The task - Pull every line containing the word "screenshot" from the records.

Records provided -
* start *

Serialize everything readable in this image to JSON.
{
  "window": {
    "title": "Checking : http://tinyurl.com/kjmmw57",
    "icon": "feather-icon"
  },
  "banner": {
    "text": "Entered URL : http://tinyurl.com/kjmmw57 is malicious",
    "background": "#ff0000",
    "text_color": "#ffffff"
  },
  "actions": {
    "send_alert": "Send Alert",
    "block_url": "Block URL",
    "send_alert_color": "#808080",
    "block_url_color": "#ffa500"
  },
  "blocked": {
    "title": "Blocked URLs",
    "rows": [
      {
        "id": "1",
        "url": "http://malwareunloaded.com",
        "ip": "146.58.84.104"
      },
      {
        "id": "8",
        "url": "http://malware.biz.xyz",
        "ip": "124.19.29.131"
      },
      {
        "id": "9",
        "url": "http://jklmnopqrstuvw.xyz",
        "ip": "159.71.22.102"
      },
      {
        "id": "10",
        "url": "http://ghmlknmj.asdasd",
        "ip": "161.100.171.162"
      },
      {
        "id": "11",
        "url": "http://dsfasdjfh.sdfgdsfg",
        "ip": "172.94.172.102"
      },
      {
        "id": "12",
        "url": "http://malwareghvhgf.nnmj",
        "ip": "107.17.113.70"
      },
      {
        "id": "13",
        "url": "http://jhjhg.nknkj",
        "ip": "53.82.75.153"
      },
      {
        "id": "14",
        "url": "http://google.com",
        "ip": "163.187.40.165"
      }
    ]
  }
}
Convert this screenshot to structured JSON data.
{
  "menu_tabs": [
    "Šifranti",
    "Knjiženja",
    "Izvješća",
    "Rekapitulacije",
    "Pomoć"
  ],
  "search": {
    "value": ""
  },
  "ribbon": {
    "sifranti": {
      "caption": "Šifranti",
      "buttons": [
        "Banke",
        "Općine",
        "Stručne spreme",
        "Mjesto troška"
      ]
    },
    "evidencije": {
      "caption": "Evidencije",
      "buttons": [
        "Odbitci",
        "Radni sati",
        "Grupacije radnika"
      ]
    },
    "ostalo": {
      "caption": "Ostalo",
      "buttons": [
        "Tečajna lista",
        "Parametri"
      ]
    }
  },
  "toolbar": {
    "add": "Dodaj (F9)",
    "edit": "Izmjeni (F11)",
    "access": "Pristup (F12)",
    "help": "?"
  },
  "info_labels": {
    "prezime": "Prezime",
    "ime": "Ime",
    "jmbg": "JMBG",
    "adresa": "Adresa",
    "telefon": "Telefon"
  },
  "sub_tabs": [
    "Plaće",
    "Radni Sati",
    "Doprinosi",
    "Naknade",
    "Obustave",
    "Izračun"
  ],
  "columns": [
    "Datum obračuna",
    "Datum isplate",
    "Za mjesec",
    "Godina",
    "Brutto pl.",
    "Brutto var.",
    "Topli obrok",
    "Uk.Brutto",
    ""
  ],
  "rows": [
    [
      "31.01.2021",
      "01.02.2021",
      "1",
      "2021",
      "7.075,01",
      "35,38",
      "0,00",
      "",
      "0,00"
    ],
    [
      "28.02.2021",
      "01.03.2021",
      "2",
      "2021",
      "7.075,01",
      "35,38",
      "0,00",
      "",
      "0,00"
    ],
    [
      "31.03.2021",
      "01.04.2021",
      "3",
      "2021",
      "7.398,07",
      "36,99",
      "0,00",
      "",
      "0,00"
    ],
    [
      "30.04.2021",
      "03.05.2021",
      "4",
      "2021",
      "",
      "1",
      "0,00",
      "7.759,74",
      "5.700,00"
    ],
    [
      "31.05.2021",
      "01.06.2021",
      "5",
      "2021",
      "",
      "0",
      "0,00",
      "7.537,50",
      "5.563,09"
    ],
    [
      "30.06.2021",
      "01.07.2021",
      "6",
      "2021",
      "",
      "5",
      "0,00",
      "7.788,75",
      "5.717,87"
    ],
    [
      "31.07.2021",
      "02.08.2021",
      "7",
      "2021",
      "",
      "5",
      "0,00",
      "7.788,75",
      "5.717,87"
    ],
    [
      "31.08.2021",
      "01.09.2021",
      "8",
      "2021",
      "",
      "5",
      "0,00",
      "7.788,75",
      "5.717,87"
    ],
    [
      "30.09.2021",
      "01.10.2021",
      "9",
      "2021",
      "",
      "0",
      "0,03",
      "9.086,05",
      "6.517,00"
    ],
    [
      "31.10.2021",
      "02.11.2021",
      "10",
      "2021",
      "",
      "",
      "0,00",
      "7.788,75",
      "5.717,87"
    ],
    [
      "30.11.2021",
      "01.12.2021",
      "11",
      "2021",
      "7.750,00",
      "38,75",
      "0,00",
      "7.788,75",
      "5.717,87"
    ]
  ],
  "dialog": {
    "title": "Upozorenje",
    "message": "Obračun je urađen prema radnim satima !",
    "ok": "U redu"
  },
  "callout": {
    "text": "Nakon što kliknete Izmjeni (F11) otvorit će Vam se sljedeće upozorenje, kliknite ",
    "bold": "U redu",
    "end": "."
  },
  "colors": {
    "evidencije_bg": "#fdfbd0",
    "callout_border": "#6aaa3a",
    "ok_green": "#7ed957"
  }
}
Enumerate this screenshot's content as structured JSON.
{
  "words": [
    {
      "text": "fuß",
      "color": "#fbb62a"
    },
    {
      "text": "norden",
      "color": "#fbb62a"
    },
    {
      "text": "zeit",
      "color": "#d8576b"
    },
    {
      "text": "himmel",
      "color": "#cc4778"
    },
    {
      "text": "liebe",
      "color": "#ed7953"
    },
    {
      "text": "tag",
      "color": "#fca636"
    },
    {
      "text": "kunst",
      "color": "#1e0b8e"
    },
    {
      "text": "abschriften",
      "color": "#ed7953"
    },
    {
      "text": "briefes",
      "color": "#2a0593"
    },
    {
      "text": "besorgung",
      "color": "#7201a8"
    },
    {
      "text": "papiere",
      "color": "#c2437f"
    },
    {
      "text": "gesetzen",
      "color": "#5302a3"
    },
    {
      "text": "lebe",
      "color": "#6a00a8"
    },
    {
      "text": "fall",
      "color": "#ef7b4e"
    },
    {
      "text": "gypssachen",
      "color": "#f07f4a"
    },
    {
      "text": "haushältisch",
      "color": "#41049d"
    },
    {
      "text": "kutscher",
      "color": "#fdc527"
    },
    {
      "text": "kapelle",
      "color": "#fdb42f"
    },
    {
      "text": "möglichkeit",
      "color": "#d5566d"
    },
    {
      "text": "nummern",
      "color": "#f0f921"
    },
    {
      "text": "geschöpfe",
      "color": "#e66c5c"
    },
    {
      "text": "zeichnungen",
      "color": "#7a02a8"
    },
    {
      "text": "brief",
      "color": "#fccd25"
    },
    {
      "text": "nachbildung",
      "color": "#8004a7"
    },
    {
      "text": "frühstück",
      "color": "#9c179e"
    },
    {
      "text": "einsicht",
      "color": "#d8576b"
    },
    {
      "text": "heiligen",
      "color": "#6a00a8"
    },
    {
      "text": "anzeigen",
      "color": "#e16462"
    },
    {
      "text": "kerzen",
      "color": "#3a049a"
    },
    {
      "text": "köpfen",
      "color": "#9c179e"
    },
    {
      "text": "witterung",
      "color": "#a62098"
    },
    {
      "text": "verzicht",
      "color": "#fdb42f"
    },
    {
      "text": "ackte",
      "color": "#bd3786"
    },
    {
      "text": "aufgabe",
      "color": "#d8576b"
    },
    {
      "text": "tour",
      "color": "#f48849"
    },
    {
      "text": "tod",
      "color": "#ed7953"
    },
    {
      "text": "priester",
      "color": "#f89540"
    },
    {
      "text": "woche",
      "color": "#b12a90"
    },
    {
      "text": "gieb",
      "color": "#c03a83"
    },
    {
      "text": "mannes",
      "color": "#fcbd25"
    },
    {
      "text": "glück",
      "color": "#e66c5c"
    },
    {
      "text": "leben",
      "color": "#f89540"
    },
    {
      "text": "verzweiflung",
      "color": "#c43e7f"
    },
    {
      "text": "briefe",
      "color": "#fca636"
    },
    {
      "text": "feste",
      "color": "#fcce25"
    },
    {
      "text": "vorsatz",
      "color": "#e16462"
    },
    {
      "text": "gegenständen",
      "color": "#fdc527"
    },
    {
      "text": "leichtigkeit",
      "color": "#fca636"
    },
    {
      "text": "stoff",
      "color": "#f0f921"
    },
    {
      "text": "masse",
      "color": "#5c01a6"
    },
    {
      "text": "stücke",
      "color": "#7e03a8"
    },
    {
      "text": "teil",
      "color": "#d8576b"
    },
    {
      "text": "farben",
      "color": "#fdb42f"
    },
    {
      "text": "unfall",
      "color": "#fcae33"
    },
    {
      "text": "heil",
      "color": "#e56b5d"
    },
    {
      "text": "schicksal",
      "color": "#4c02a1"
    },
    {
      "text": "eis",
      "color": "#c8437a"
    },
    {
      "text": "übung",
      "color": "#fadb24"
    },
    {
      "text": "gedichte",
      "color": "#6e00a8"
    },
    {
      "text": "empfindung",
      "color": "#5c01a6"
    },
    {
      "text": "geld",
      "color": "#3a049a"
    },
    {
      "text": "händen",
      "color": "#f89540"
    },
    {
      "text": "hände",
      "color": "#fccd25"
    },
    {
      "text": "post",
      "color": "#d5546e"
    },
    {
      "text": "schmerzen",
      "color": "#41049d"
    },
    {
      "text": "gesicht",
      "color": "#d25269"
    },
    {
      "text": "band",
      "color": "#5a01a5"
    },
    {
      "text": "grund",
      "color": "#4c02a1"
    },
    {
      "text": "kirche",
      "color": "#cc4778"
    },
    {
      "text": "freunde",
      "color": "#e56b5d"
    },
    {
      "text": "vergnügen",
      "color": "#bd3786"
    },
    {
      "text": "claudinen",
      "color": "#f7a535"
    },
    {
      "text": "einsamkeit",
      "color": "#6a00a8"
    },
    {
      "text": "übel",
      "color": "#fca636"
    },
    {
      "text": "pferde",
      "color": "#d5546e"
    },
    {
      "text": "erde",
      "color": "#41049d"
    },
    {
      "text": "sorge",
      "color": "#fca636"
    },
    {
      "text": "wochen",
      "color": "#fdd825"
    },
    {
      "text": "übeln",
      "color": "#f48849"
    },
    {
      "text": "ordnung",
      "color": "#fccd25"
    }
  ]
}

* end *

Response -
Convert this screenshot to structured JSON data.
Enumerate this screenshot's content as structured JSON.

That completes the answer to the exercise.